_Task input_.
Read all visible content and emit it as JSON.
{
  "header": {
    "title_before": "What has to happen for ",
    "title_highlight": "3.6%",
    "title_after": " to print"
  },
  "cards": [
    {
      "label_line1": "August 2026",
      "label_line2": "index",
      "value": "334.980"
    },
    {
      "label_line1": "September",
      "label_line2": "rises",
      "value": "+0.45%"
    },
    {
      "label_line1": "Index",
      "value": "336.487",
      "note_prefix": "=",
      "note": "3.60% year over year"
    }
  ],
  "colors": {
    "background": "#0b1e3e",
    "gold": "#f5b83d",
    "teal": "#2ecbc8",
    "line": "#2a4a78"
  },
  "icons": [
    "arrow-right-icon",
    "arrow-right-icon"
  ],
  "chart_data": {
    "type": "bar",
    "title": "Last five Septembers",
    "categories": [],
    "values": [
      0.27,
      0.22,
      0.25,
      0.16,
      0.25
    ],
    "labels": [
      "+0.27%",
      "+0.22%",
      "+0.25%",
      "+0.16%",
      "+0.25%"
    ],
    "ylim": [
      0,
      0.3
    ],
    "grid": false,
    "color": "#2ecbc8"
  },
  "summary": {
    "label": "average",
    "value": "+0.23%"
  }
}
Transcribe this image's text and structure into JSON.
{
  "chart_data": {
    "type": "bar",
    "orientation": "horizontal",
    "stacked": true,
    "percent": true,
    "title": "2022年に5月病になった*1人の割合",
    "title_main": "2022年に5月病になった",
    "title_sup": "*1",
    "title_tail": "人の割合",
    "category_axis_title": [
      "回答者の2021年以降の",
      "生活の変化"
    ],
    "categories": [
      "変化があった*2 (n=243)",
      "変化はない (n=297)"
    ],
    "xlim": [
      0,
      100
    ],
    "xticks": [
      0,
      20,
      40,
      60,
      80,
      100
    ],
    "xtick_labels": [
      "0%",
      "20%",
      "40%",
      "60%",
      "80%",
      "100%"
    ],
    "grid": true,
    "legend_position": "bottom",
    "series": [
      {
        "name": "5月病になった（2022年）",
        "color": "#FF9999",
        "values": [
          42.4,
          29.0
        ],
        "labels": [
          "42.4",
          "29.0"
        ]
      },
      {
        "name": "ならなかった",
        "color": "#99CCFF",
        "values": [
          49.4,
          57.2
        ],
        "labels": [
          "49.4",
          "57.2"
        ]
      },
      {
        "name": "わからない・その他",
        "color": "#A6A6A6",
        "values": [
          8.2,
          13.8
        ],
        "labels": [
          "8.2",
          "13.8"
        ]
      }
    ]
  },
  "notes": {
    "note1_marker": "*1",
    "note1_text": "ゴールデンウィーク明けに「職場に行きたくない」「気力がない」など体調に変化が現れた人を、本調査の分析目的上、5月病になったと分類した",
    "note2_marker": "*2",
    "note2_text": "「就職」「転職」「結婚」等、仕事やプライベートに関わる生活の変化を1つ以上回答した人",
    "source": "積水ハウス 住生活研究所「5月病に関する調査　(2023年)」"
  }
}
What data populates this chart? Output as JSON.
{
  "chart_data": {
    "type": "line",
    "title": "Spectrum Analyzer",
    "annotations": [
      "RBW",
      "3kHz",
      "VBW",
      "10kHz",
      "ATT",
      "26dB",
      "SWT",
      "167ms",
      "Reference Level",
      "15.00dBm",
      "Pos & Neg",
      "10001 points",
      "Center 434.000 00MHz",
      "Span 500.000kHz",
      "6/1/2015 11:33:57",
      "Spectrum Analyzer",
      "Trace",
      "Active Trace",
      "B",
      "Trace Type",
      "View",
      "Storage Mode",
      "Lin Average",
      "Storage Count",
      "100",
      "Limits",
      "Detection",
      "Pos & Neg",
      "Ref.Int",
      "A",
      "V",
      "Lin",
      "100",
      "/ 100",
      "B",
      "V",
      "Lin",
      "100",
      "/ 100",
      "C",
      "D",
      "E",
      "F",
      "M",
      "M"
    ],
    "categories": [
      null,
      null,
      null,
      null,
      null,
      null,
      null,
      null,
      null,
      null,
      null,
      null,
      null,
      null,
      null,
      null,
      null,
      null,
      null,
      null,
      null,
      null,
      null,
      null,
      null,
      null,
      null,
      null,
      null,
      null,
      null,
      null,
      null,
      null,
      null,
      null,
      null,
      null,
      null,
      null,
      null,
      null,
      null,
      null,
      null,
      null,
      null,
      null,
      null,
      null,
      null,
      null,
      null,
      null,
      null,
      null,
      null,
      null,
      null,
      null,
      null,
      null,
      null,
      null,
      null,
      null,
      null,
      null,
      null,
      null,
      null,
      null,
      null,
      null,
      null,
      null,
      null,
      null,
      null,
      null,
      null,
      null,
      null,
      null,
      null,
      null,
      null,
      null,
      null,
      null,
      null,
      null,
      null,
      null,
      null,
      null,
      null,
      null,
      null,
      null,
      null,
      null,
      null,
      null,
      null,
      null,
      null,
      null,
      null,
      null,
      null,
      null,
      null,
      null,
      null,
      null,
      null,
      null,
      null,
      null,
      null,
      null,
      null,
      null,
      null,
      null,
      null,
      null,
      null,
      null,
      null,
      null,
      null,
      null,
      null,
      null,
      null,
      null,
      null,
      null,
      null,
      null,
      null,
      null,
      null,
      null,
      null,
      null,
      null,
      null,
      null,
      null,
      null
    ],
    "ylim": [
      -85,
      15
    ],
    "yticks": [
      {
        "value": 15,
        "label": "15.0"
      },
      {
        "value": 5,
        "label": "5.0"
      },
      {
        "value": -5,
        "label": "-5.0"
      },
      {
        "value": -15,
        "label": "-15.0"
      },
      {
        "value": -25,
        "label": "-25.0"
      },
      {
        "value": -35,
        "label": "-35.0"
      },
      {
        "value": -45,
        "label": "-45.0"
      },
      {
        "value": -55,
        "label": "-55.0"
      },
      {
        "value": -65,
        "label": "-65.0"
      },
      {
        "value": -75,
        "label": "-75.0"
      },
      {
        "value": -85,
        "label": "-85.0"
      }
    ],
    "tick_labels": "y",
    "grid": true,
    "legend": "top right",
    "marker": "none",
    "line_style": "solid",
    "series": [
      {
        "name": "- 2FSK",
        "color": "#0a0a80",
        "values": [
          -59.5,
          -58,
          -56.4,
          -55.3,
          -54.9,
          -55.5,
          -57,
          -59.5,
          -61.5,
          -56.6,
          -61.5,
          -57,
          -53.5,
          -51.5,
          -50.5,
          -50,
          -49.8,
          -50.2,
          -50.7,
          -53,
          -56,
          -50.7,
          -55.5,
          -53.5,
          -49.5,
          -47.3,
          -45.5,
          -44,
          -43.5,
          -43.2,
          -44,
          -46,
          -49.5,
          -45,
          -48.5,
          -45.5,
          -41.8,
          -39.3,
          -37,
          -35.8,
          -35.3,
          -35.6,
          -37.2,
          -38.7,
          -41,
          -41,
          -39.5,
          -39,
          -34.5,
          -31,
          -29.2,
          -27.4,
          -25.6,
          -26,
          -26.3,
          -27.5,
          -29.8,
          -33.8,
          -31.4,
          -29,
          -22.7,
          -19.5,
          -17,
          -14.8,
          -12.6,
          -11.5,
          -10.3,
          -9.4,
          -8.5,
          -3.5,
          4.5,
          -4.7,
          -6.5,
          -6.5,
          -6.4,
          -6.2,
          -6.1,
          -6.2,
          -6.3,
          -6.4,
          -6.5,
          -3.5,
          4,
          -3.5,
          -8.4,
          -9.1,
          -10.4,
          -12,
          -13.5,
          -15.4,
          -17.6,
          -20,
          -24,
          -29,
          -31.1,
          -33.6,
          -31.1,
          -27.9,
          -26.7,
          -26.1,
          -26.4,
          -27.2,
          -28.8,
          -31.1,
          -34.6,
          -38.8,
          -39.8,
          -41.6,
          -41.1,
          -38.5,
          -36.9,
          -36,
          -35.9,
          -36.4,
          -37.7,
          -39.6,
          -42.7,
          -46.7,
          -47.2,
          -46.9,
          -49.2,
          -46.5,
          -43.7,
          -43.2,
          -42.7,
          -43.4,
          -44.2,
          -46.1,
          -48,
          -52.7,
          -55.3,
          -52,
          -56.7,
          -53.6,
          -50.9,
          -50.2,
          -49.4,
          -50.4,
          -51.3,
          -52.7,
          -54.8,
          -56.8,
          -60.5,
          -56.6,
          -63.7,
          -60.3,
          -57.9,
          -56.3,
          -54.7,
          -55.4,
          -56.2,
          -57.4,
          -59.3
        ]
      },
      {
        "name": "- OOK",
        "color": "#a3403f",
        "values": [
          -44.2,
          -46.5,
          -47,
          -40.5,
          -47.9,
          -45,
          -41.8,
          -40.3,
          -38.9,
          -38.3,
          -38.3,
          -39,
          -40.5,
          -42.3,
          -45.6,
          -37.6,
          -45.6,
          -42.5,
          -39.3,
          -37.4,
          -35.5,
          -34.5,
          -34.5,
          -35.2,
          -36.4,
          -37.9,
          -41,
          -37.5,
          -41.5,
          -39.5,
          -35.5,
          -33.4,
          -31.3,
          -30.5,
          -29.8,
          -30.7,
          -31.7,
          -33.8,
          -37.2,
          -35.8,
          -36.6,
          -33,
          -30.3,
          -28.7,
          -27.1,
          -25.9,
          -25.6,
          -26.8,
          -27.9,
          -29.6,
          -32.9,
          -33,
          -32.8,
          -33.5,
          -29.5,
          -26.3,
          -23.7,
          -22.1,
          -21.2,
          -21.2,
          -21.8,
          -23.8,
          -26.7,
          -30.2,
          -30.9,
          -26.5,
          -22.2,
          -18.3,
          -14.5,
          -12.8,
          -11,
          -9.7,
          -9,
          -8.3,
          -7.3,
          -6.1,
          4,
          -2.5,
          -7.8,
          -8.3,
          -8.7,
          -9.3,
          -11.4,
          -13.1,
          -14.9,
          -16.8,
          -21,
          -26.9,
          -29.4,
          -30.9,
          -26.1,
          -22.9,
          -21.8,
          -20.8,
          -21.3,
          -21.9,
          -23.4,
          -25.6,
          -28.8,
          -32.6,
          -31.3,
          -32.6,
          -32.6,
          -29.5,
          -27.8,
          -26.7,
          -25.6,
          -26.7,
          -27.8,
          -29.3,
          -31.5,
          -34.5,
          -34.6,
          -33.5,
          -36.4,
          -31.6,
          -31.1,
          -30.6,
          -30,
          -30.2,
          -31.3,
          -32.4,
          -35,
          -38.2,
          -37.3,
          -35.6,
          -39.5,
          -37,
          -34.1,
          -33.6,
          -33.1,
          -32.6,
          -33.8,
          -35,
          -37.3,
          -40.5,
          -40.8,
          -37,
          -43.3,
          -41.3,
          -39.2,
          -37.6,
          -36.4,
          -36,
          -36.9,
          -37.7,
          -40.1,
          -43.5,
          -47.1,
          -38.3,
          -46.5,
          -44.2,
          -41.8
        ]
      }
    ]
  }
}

_Given instruction_. Report all lines of the data that include the word "right".

_Task solution_.
    "arrow-right-icon",
    "arrow-right-icon"
    "legend": "top right",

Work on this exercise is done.